---------- MATERIAL FOR THIS TASK ----------

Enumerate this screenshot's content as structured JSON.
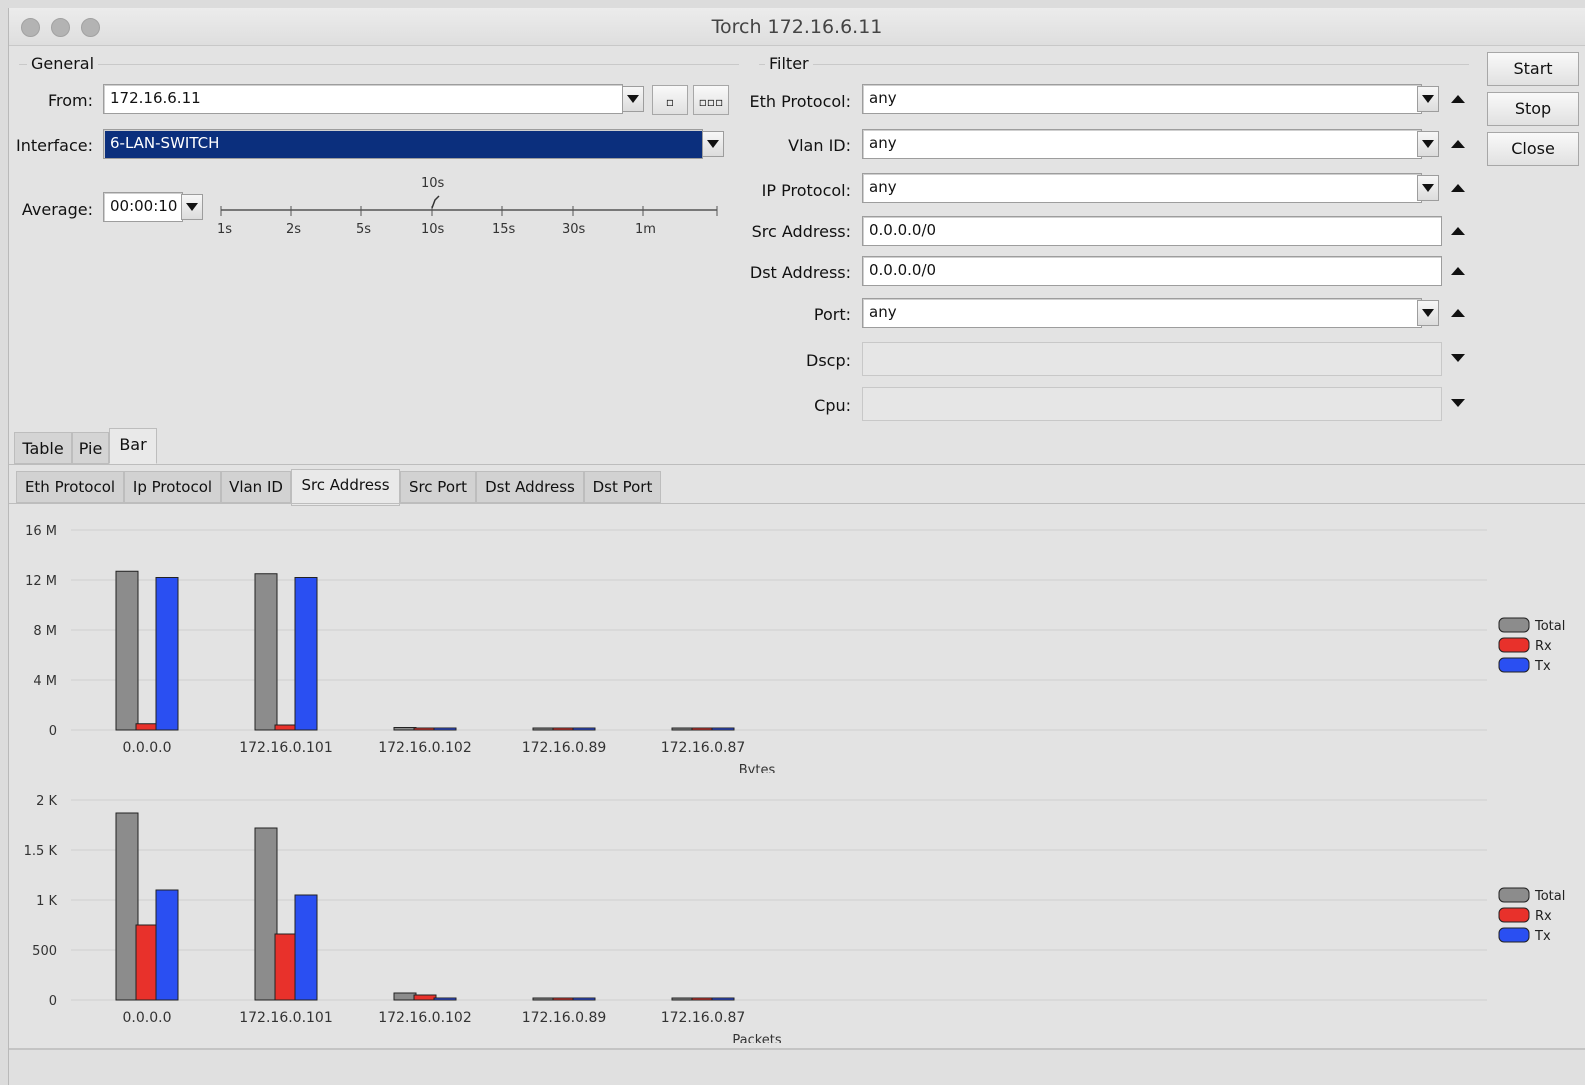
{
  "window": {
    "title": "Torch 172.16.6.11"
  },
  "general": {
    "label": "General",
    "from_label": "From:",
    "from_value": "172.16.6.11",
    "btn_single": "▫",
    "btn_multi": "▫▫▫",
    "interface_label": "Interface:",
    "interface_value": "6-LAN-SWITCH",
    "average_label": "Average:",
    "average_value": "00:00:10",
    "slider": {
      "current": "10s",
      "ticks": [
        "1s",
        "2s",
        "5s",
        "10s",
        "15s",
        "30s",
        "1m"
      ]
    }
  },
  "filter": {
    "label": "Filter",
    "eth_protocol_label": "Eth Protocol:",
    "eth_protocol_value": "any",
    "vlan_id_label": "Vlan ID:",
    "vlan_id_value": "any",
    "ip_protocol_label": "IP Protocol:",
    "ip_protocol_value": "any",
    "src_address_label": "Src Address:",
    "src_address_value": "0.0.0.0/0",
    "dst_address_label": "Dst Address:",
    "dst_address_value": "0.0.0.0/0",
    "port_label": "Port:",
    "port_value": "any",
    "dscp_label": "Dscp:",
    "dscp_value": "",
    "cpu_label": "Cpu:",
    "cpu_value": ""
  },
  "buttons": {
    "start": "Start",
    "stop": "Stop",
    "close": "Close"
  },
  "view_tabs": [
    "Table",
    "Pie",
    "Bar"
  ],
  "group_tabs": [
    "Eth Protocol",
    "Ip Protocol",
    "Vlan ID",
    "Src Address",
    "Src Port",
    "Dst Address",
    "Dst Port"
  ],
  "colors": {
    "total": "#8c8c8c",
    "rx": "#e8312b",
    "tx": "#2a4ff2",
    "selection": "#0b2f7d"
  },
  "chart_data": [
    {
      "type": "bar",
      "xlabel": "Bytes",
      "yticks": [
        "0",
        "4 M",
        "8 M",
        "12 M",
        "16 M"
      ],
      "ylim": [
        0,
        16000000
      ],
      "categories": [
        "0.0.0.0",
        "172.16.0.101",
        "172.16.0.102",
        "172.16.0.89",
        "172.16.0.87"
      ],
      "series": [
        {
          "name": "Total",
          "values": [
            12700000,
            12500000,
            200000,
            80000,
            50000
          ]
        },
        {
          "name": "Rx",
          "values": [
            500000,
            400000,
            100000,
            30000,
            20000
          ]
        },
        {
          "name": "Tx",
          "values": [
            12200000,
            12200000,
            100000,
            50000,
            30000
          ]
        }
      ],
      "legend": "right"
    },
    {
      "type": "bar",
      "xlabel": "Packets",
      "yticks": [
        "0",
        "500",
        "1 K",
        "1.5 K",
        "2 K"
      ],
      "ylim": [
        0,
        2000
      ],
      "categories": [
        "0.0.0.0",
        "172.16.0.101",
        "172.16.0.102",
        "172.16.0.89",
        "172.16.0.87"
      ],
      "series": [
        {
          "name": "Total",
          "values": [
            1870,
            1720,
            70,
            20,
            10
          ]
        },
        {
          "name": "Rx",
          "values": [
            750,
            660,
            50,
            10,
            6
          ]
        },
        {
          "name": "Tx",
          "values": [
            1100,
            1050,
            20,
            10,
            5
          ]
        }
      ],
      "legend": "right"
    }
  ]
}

----------

REQUIREMENTS ::
Quote the entries in full. Any image among them is to be omitted from the copy.

COMPLETE OUTPUT ::
Enumerate this screenshot's content as structured JSON.
{
  "window": {
    "title": "Torch 172.16.6.11"
  },
  "general": {
    "label": "General",
    "from_label": "From:",
    "from_value": "172.16.6.11",
    "btn_single": "▫",
    "btn_multi": "▫▫▫",
    "interface_label": "Interface:",
    "interface_value": "6-LAN-SWITCH",
    "average_label": "Average:",
    "average_value": "00:00:10",
    "slider": {
      "current": "10s",
      "ticks": [
        "1s",
        "2s",
        "5s",
        "10s",
        "15s",
        "30s",
        "1m"
      ]
    }
  },
  "filter": {
    "label": "Filter",
    "eth_protocol_label": "Eth Protocol:",
    "eth_protocol_value": "any",
    "vlan_id_label": "Vlan ID:",
    "vlan_id_value": "any",
    "ip_protocol_label": "IP Protocol:",
    "ip_protocol_value": "any",
    "src_address_label": "Src Address:",
    "src_address_value": "0.0.0.0/0",
    "dst_address_label": "Dst Address:",
    "dst_address_value": "0.0.0.0/0",
    "port_label": "Port:",
    "port_value": "any",
    "dscp_label": "Dscp:",
    "dscp_value": "",
    "cpu_label": "Cpu:",
    "cpu_value": ""
  },
  "buttons": {
    "start": "Start",
    "stop": "Stop",
    "close": "Close"
  },
  "view_tabs": [
    "Table",
    "Pie",
    "Bar"
  ],
  "group_tabs": [
    "Eth Protocol",
    "Ip Protocol",
    "Vlan ID",
    "Src Address",
    "Src Port",
    "Dst Address",
    "Dst Port"
  ],
  "colors": {
    "total": "#8c8c8c",
    "rx": "#e8312b",
    "tx": "#2a4ff2",
    "selection": "#0b2f7d"
  },
  "chart_data": [
    {
      "type": "bar",
      "xlabel": "Bytes",
      "yticks": [
        "0",
        "4 M",
        "8 M",
        "12 M",
        "16 M"
      ],
      "ylim": [
        0,
        16000000
      ],
      "categories": [
        "0.0.0.0",
        "172.16.0.101",
        "172.16.0.102",
        "172.16.0.89",
        "172.16.0.87"
      ],
      "series": [
        {
          "name": "Total",
          "values": [
            12700000,
            12500000,
            200000,
            80000,
            50000
          ]
        },
        {
          "name": "Rx",
          "values": [
            500000,
            400000,
            100000,
            30000,
            20000
          ]
        },
        {
          "name": "Tx",
          "values": [
            12200000,
            12200000,
            100000,
            50000,
            30000
          ]
        }
      ],
      "legend": "right"
    },
    {
      "type": "bar",
      "xlabel": "Packets",
      "yticks": [
        "0",
        "500",
        "1 K",
        "1.5 K",
        "2 K"
      ],
      "ylim": [
        0,
        2000
      ],
      "categories": [
        "0.0.0.0",
        "172.16.0.101",
        "172.16.0.102",
        "172.16.0.89",
        "172.16.0.87"
      ],
      "series": [
        {
          "name": "Total",
          "values": [
            1870,
            1720,
            70,
            20,
            10
          ]
        },
        {
          "name": "Rx",
          "values": [
            750,
            660,
            50,
            10,
            6
          ]
        },
        {
          "name": "Tx",
          "values": [
            1100,
            1050,
            20,
            10,
            5
          ]
        }
      ],
      "legend": "right"
    }
  ]
}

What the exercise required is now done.